▶ _WHAT YOU SHOULD DO_:
Word for word, restate every line of the material.

▶ _PROVIDED MATERIAL_:
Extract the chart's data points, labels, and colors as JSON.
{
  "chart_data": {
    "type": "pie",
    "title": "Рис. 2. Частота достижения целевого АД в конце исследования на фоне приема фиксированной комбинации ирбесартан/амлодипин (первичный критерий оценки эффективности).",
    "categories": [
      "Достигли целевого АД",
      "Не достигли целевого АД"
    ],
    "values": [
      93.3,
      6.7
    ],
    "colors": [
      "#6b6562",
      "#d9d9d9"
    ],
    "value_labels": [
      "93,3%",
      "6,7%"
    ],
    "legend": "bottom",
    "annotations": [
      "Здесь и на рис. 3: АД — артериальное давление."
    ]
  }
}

▶ _CORRECT ANSWER_:
Extract the chart's data points, labels, and colors as JSON.
{
  "chart_data": {
    "type": "pie",
    "title": "Рис. 2. Частота достижения целевого АД в конце исследования на фоне приема фиксированной комбинации ирбесартан/амлодипин (первичный критерий оценки эффективности).",
    "categories": [
      "Достигли целевого АД",
      "Не достигли целевого АД"
    ],
    "values": [
      93.3,
      6.7
    ],
    "colors": [
      "#6b6562",
      "#d9d9d9"
    ],
    "value_labels": [
      "93,3%",
      "6,7%"
    ],
    "legend": "bottom",
    "annotations": [
      "Здесь и на рис. 3: АД — артериальное давление."
    ]
  }
}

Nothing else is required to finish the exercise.